WHAT THIS TASK INVOLVES >> Reproduce the entries exactly.

INPUT DATA >>

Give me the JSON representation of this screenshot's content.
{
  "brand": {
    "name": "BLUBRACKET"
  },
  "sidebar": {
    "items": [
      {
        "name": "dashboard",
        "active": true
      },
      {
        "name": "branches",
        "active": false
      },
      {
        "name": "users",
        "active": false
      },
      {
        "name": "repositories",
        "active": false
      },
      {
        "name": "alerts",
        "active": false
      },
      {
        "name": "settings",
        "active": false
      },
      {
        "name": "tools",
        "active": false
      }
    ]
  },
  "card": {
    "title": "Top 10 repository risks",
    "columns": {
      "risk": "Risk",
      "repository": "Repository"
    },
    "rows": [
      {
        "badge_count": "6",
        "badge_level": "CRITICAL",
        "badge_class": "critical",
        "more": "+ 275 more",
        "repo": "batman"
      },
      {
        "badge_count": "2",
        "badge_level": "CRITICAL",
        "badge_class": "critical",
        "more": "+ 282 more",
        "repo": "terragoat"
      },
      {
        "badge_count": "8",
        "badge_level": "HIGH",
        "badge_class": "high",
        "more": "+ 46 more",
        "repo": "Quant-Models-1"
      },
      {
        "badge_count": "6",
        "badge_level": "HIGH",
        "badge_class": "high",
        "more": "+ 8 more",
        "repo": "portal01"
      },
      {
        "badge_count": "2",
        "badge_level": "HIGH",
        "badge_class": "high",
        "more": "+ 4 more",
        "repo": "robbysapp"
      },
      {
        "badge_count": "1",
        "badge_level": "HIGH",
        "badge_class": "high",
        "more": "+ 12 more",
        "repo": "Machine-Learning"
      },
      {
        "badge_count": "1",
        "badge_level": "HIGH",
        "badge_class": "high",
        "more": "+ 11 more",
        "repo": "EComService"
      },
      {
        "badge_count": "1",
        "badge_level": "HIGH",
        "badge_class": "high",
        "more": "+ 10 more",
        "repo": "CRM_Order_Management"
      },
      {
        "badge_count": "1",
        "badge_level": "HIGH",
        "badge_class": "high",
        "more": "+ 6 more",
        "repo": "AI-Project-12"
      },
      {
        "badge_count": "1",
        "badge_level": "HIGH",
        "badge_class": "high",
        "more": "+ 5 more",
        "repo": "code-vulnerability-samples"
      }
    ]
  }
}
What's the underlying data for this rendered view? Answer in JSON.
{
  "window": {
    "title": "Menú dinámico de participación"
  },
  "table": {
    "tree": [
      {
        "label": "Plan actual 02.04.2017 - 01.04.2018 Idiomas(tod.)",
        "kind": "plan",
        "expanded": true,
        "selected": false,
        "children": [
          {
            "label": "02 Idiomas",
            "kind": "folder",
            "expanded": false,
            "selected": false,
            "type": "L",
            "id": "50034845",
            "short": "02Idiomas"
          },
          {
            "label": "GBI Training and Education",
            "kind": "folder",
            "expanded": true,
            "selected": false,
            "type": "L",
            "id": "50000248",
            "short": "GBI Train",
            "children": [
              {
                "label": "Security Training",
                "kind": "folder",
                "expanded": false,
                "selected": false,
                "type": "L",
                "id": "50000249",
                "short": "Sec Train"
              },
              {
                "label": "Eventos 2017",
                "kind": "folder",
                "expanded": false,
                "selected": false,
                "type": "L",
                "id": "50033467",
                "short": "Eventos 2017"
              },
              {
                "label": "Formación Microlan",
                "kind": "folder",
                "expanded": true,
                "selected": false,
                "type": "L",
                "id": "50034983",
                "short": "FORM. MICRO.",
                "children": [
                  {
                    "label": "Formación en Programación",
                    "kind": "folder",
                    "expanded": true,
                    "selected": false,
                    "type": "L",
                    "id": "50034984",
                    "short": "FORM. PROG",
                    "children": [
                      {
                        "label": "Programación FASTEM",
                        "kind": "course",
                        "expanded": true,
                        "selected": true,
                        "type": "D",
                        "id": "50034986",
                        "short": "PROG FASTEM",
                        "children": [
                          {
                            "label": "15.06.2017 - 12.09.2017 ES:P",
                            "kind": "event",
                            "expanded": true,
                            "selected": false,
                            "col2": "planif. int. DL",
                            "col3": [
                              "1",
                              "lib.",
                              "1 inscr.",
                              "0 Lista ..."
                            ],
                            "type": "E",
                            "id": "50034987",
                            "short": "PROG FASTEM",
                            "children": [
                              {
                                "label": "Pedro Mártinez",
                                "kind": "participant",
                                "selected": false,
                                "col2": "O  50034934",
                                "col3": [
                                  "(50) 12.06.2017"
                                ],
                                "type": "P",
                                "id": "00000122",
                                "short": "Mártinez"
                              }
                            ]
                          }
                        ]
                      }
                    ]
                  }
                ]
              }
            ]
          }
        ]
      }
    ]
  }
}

EXERCISE OUTPUT >>
Give me the JSON representation of this screenshot's content.
{
  "brand": {
    "name": "BLUBRACKET"
  },
  "sidebar": {
    "items": [
      {
        "name": "dashboard",
        "active": true
      },
      {
        "name": "branches",
        "active": false
      },
      {
        "name": "users",
        "active": false
      },
      {
        "name": "repositories",
        "active": false
      },
      {
        "name": "alerts",
        "active": false
      },
      {
        "name": "settings",
        "active": false
      },
      {
        "name": "tools",
        "active": false
      }
    ]
  },
  "card": {
    "title": "Top 10 repository risks",
    "columns": {
      "risk": "Risk",
      "repository": "Repository"
    },
    "rows": [
      {
        "badge_count": "6",
        "badge_level": "CRITICAL",
        "badge_class": "critical",
        "more": "+ 275 more",
        "repo": "batman"
      },
      {
        "badge_count": "2",
        "badge_level": "CRITICAL",
        "badge_class": "critical",
        "more": "+ 282 more",
        "repo": "terragoat"
      },
      {
        "badge_count": "8",
        "badge_level": "HIGH",
        "badge_class": "high",
        "more": "+ 46 more",
        "repo": "Quant-Models-1"
      },
      {
        "badge_count": "6",
        "badge_level": "HIGH",
        "badge_class": "high",
        "more": "+ 8 more",
        "repo": "portal01"
      },
      {
        "badge_count": "2",
        "badge_level": "HIGH",
        "badge_class": "high",
        "more": "+ 4 more",
        "repo": "robbysapp"
      },
      {
        "badge_count": "1",
        "badge_level": "HIGH",
        "badge_class": "high",
        "more": "+ 12 more",
        "repo": "Machine-Learning"
      },
      {
        "badge_count": "1",
        "badge_level": "HIGH",
        "badge_class": "high",
        "more": "+ 11 more",
        "repo": "EComService"
      },
      {
        "badge_count": "1",
        "badge_level": "HIGH",
        "badge_class": "high",
        "more": "+ 10 more",
        "repo": "CRM_Order_Management"
      },
      {
        "badge_count": "1",
        "badge_level": "HIGH",
        "badge_class": "high",
        "more": "+ 6 more",
        "repo": "AI-Project-12"
      },
      {
        "badge_count": "1",
        "badge_level": "HIGH",
        "badge_class": "high",
        "more": "+ 5 more",
        "repo": "code-vulnerability-samples"
      }
    ]
  }
}
What's the underlying data for this rendered view? Answer in JSON.
{
  "window": {
    "title": "Menú dinámico de participación"
  },
  "table": {
    "tree": [
      {
        "label": "Plan actual 02.04.2017 - 01.04.2018 Idiomas(tod.)",
        "kind": "plan",
        "expanded": true,
        "selected": false,
        "children": [
          {
            "label": "02 Idiomas",
            "kind": "folder",
            "expanded": false,
            "selected": false,
            "type": "L",
            "id": "50034845",
            "short": "02Idiomas"
          },
          {
            "label": "GBI Training and Education",
            "kind": "folder",
            "expanded": true,
            "selected": false,
            "type": "L",
            "id": "50000248",
            "short": "GBI Train",
            "children": [
              {
                "label": "Security Training",
                "kind": "folder",
                "expanded": false,
                "selected": false,
                "type": "L",
                "id": "50000249",
                "short": "Sec Train"
              },
              {
                "label": "Eventos 2017",
                "kind": "folder",
                "expanded": false,
                "selected": false,
                "type": "L",
                "id": "50033467",
                "short": "Eventos 2017"
              },
              {
                "label": "Formación Microlan",
                "kind": "folder",
                "expanded": true,
                "selected": false,
                "type": "L",
                "id": "50034983",
                "short": "FORM. MICRO.",
                "children": [
                  {
                    "label": "Formación en Programación",
                    "kind": "folder",
                    "expanded": true,
                    "selected": false,
                    "type": "L",
                    "id": "50034984",
                    "short": "FORM. PROG",
                    "children": [
                      {
                        "label": "Programación FASTEM",
                        "kind": "course",
                        "expanded": true,
                        "selected": true,
                        "type": "D",
                        "id": "50034986",
                        "short": "PROG FASTEM",
                        "children": [
                          {
                            "label": "15.06.2017 - 12.09.2017 ES:P",
                            "kind": "event",
                            "expanded": true,
                            "selected": false,
                            "col2": "planif. int. DL",
                            "col3": [
                              "1",
                              "lib.",
                              "1 inscr.",
                              "0 Lista ..."
                            ],
                            "type": "E",
                            "id": "50034987",
                            "short": "PROG FASTEM",
                            "children": [
                              {
                                "label": "Pedro Mártinez",
                                "kind": "participant",
                                "selected": false,
                                "col2": "O  50034934",
                                "col3": [
                                  "(50) 12.06.2017"
                                ],
                                "type": "P",
                                "id": "00000122",
                                "short": "Mártinez"
                              }
                            ]
                          }
                        ]
                      }
                    ]
                  }
                ]
              }
            ]
          }
        ]
      }
    ]
  }
}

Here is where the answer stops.